__Задание__
Измените фрагмент текста об идиолекте Цветаевой, начиная со слов "Ключевые слова: Марина" и далее вплоть до слов "keyword, creative work.": приведите его заново, поставив "М. И. Цветаева" вместо "Марина Цветаева".

__Текст страницы__
==========
Ключевые слова: Марина Цветаева, язык писателя, идиолект, семантическое поле, пустота, ключевое слово, творчество.

Key words: Marina Tsvetaeva, language of the author, idiolect, semantic field, emptiness, keyword, creative work.

В современной лингвистике широкое распространение при анализе художественного текста получил метод семантического поля (далее - СП), в ходе которого выявляются ключевые слова, являющиеся основой для понимания произведения. Использование данного метода при исследовании стихотворных текстов наиболее продуктивно, поскольку слово, попадая в пространство поэтического произведения, обогащается смыслами и может одновременно входить в несколько семантических полей. Увеличение семантической емкости слова является одной из особенностей идиолекта М. И. Цветаевой, поэтому применение указанного метода в рамках настоящего исследования видится необходимым. В работах, посвященных СП, встречаются разные понимания данного термина. Мы будем толковать его как пространство «текста, организованное множеством значений, имеющих общий семантический компонент (ядро, центр СП), иногда с максимальной точностью и насыщенностью представленный в ключевом слове» [10, с. 37].

Объектом нашего исследования является ключевое слово глаза, выявленное в результате анализа СП «пустота» в идиолекте М. И. Цветаевой и

© Бобрышева И. А., 2012

являющееся точкой пересечения этого поля с другими. Материалом послужили в основном поэтические тексты и несколько прозаических, отобранные в ходе сплошной выборки в рамках исследования СП «пустота». Обратимся к анализу материала и рассмотрим отрывок из очерка «Мой Пушкин»: «Памятник Пушкина я любила за черноту - обратную белизне наших домашних богов. У тех глаза были совсем белые, а у Памятник-Пушкина - совсем черные, совсем полные» [9, V, с. 61] [здесь и далее подчеркнуто нами - И.Б.]. В данном примере через противопоставление черноты глаз Пушкина и белизны их у домашних богов реализуется оппозиция «черный - белый». Эта оппозиция является одной из основных в идиолекте Цветаевой, но проявляется в контекстах по-разному. В этом же очерке автор пишет: «Памятник Пушкина был и моей первой встречей с черным и белым: такой черный! такая белая! - и так как черный был явлен гигантом, а белый - комической фигуркой, и так как непременно нужно выбрать, я тогда же и навсегда выбрала черного, а не белого, черное, а не белое: черную думу, черную долю, черную жизнь» [9, V, с. 60] [курсив автора - И.Б.]. Чугунный памятник черного цвета в сознании ребенка противопоставляется белой фарфоровой куколке в первую очередь по размеру - величественный Пушкин и мизерная, ничтожная фигурка: «из тысячи фигурок, даже одна на другую поставленных, не сделаешь Пушкина» [9, V, с. 61]. В этом контексте исключительно внешнее противопоставление по цвету и размеру дополняется содержательным: незначительность куколок и величие Пушкина. Черный с самой «первой встречи» с ним становится близким, родным именно через Пушкина: выбирая между черным и белым, лирическая героиня в первую очередь предпочитает Пушкина фигурке, черный выбирает потому, что таким был Памятник поэту. Таким образом, анализируемое прилагательное приобретает авторскую положительную коннотацию: исключительно внешний признак по цвету через личность Пушкина становится содержательным, значимым, своим. Далее, при употреблении с такими семантическими маркерами, как дума, доля, жизнь, прилагательное черный в первую очередь реализует общеязыковое переносное значение ‘мрачный, безрадостный, тяжелый’ [9, III, с. 668] и приобретает традиционные коннотации. При этом черная дума, черная доля и черная жизнь, объединяя Цветаеву и Пушкина, становятся символами творчества, которое для гения является единственным способом существования.
==========
Последовательность записей:
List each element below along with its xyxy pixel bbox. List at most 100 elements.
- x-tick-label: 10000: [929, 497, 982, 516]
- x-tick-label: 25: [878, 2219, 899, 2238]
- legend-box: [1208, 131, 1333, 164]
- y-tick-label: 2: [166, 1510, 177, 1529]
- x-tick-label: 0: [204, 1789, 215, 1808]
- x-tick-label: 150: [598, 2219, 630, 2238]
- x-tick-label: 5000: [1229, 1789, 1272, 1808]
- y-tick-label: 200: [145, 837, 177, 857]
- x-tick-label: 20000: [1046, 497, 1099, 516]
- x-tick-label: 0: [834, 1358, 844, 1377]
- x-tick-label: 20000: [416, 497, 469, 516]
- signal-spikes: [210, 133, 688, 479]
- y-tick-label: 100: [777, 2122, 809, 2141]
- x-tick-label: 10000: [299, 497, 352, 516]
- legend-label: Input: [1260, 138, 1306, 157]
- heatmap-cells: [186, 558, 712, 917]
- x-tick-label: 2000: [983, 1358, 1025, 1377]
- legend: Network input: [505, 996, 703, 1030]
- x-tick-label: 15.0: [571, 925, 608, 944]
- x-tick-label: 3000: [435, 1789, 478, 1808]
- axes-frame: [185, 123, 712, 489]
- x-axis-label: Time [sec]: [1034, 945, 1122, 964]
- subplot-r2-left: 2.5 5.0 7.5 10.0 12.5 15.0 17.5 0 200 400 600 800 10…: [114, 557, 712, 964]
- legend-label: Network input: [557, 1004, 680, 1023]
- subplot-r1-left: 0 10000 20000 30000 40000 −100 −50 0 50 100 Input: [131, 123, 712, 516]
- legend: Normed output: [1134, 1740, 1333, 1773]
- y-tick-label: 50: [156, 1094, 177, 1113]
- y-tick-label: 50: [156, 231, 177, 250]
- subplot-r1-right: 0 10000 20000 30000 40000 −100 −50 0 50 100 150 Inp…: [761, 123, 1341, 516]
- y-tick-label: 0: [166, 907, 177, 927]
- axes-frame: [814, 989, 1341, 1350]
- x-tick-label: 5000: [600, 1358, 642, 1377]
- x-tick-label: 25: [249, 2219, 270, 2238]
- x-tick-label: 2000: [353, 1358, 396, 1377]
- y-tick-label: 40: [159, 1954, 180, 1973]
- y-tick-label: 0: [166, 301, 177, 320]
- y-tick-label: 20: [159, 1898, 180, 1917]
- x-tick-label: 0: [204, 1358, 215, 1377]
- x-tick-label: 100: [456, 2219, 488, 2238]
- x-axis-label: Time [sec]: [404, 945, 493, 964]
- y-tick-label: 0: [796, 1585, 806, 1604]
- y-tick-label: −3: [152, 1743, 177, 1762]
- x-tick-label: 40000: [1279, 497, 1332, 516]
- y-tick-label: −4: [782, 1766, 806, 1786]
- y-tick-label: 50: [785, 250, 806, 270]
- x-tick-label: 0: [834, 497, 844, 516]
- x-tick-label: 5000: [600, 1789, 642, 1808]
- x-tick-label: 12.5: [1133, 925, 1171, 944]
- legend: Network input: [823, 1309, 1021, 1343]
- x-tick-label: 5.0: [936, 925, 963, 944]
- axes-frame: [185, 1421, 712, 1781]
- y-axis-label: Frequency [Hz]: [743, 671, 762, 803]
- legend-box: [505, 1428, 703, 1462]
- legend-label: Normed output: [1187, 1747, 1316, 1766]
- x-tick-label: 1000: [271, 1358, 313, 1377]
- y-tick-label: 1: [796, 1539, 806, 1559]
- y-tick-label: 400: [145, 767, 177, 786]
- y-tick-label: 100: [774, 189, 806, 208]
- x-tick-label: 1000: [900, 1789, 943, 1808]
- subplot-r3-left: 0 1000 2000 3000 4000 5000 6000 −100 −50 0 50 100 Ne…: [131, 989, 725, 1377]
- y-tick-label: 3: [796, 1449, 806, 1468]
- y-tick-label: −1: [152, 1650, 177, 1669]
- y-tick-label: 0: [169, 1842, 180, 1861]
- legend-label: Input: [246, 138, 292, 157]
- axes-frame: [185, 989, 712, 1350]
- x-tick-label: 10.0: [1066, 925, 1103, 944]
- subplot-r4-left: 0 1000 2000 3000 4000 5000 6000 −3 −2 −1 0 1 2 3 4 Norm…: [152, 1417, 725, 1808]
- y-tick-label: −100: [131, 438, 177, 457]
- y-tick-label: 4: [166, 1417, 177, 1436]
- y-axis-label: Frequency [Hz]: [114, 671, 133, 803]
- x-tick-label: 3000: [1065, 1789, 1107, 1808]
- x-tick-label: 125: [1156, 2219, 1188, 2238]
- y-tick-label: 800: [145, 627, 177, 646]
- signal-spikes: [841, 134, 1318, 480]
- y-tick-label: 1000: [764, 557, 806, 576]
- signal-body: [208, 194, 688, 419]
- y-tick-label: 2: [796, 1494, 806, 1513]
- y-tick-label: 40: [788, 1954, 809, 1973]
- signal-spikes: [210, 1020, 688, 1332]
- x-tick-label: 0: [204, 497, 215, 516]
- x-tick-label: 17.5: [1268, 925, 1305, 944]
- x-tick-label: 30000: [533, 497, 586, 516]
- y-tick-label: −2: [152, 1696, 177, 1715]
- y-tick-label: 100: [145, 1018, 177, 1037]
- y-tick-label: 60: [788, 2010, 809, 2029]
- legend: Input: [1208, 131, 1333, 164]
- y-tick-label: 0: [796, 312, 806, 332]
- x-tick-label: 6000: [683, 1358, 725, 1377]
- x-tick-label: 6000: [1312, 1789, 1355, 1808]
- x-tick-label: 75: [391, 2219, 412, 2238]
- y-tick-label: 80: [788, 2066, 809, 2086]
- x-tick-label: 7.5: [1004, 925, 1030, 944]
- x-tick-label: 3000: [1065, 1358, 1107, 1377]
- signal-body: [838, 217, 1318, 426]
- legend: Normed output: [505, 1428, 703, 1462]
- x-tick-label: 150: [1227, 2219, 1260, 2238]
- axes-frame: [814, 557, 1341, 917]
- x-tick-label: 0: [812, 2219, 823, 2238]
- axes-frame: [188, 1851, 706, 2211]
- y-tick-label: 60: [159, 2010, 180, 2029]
==========
__Результат выполнения__
Ключевые слова: М. И. Цветаева, язык писателя, идиолект, семантическое поле, пустота, ключевое слово, творчество.

Key words: Marina Tsvetaeva, language of the author, idiolect, semantic field, emptiness, keyword, creative work.